* **Work required**
Give every line from the entries that contains "title".

[Dataset items]

-*-*-

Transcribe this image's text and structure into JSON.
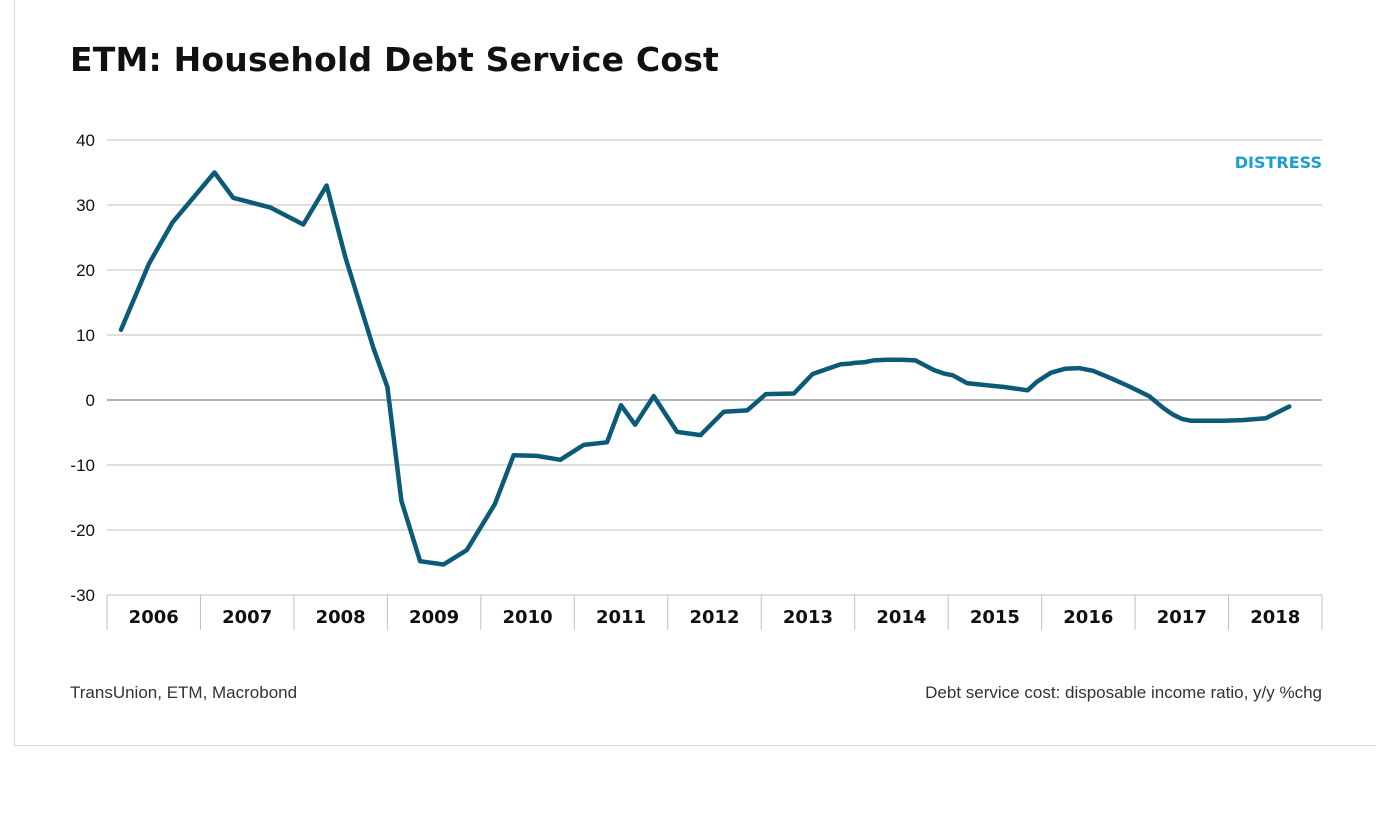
{
  "title": "ETM: Household Debt Service Cost",
  "source": "TransUnion, ETM, Macrobond",
  "note": "Debt service cost: disposable income ratio, y/y %chg",
  "colors": {
    "line": "#0b5a78",
    "annotation": "#1aa0cf",
    "grid": "#bfbfbf",
    "text": "#111111"
  },
  "chart_data": {
    "type": "line",
    "title": "ETM: Household Debt Service Cost",
    "xlabel": "",
    "ylabel": "",
    "ylim": [
      -30,
      40
    ],
    "yticks": [
      40,
      30,
      20,
      10,
      0,
      -10,
      -20,
      -30
    ],
    "xlim": [
      2006,
      2019
    ],
    "categories": [
      "2006",
      "2007",
      "2008",
      "2009",
      "2010",
      "2011",
      "2012",
      "2013",
      "2014",
      "2015",
      "2016",
      "2017",
      "2018"
    ],
    "grid": true,
    "annotation": "DISTRESS",
    "series": [
      {
        "x": [
          2006.15,
          2006.45,
          2006.7,
          2007.15,
          2007.35,
          2007.75,
          2008.1,
          2008.35,
          2008.55,
          2008.85,
          2009.0,
          2009.15,
          2009.35,
          2009.6,
          2009.85,
          2010.15,
          2010.35,
          2010.6,
          2010.85,
          2011.1,
          2011.35,
          2011.5,
          2011.65,
          2011.85,
          2012.1,
          2012.35,
          2012.6,
          2012.85,
          2013.05,
          2013.35,
          2013.55,
          2013.85,
          2013.95,
          2014.0,
          2014.1,
          2014.2,
          2014.35,
          2014.5,
          2014.65,
          2014.85,
          2014.95,
          2015.05,
          2015.15,
          2015.2,
          2015.4,
          2015.6,
          2015.85,
          2015.95,
          2016.1,
          2016.25,
          2016.4,
          2016.55,
          2016.75,
          2016.95,
          2017.15,
          2017.3,
          2017.4,
          2017.5,
          2017.6,
          2017.8,
          2017.95,
          2018.15,
          2018.4,
          2018.65
        ],
        "values": [
          10.8,
          21,
          27.3,
          35,
          31.1,
          29.6,
          27,
          33,
          22,
          8,
          2,
          -15.5,
          -24.8,
          -25.3,
          -23.1,
          -16,
          -8.5,
          -8.6,
          -9.2,
          -6.9,
          -6.5,
          -0.8,
          -3.8,
          0.6,
          -4.9,
          -5.4,
          -1.8,
          -1.6,
          0.9,
          1,
          4,
          5.5,
          5.6,
          5.7,
          5.8,
          6.1,
          6.2,
          6.2,
          6.1,
          4.6,
          4.1,
          3.8,
          3.0,
          2.6,
          2.3,
          2.0,
          1.5,
          2.8,
          4.2,
          4.8,
          4.9,
          4.5,
          3.3,
          2.0,
          0.6,
          -1.2,
          -2.2,
          -2.9,
          -3.2,
          -3.2,
          -3.2,
          -3.1,
          -2.8,
          -1.0
        ]
      }
    ]
  }
}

-*-*-

* **Final answer**
  "title": "ETM: Household Debt Service Cost",
    "title": "ETM: Household Debt Service Cost",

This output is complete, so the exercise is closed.